# Mummichogs and Mosquitofish



## citykitty (Oct 8, 2013)

Hi,
Does anyone have experience with either mummichogs or mosquitofish in community tanks with other fish? I have a 44gal with some tetras and little puffers, and i put in a few baby mosquitofish from my pond (I think that's what they are). I think the mosquito fish are acting a little aggressive towards the puffers. Is that normal? I'm thinking of putting them back outside.

Also i found a mummichog in the pond today that was dumped in by a neighbor a few months back after a fishing trip. I was surprised to find him in there, as most of the ones he put in there didn't make it. But as I was looking at him and the mosquitofish in a glass jar, I started to question whether they were mosquitofish at all. Maybe they're baby mummis. I did put mosquitofish in the pond and assumed they bred, hence all the babies. But now I'm not sure, they sort of look similar on google images.

Is a mummichog a good fish for a community tank with smaller fish? the mummi is about 2.5 inches long and the other fish are an inch or under.

thx!


----------



## dirtydutch4x (Jun 16, 2009)

never kept a mummichog but plenty of gambusia and the ones I have kept are not real friendly to other fish and I have seen them bullying quite a bit, at least those that I have kept


----------



## pepe (Nov 11, 2013)

Mummichogs are really a brackish water fish but are about the hardiest fish I've ever dealt with. I don't know about the community tank idea long term .The mummichogs, ideally ,would prefer cooler water.You wouldn't be dissapointed setting up at tank for just them.Just writing this has me thinking. Oh man' my wife's gonna kill me.

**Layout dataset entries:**
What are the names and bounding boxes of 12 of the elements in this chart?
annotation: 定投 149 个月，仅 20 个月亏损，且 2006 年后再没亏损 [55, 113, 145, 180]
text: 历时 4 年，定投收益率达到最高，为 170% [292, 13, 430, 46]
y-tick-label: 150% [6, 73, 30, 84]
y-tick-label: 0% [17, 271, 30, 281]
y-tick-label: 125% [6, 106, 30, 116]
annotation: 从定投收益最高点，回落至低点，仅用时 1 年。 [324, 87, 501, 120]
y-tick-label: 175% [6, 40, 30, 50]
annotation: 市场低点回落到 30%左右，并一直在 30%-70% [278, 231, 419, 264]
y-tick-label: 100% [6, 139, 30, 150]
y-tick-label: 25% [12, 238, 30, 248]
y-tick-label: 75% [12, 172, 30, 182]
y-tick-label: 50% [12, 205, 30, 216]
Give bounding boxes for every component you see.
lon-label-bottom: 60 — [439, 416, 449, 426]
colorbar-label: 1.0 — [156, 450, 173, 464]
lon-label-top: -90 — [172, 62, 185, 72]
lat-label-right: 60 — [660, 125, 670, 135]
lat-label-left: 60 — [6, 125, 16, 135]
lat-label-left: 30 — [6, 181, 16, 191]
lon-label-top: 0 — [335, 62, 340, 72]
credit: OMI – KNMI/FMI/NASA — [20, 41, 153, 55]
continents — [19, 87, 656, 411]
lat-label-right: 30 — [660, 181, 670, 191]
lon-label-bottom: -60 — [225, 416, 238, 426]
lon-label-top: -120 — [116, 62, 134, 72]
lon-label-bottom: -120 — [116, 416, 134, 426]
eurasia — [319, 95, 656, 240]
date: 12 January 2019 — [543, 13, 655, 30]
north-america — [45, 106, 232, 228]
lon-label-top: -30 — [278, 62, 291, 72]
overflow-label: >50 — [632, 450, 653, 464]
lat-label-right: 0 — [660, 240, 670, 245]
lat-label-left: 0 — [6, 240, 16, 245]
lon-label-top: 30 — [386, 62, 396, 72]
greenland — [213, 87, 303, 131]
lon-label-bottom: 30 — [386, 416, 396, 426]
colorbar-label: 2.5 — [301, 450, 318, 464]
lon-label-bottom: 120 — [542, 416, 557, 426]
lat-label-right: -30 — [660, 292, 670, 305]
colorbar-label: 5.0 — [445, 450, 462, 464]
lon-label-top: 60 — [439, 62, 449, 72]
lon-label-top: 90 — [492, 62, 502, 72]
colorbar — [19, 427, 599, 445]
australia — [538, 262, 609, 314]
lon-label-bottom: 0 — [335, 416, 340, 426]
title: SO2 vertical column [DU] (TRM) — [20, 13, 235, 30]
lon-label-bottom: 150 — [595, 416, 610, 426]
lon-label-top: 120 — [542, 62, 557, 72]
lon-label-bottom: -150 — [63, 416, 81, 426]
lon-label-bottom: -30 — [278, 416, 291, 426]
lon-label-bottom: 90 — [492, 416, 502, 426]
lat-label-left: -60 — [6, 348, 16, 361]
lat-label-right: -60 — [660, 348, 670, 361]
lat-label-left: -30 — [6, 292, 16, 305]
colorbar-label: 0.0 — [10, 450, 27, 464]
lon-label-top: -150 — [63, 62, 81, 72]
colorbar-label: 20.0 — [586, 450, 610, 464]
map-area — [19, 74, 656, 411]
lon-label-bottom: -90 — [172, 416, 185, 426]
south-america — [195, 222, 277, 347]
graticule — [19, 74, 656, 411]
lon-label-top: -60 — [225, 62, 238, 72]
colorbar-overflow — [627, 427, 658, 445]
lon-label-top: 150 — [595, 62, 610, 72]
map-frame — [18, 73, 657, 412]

**Aim:**
In the forum thread on mummichogs and mosquitofish, rewrite the paragraph beginning "Also i found a mummichog" as a short bulleted list that keeps its main facts.

**Problem solution:**
- A mummichog turned up in the pond today. A neighbor had dumped it there a few months earlier after a fishing trip.
- Finding it was a surprise, since most of the ones the neighbor put in did not survive.
- Looking at it next to the supposed mosquitofish in a glass jar raised doubts that the small fish are mosquitofish. They may be baby mummichogs.
- Mosquitofish had been added to the pond and were assumed to have bred, which would explain all the babies. But the two species look similar in Google images, so this is now uncertain.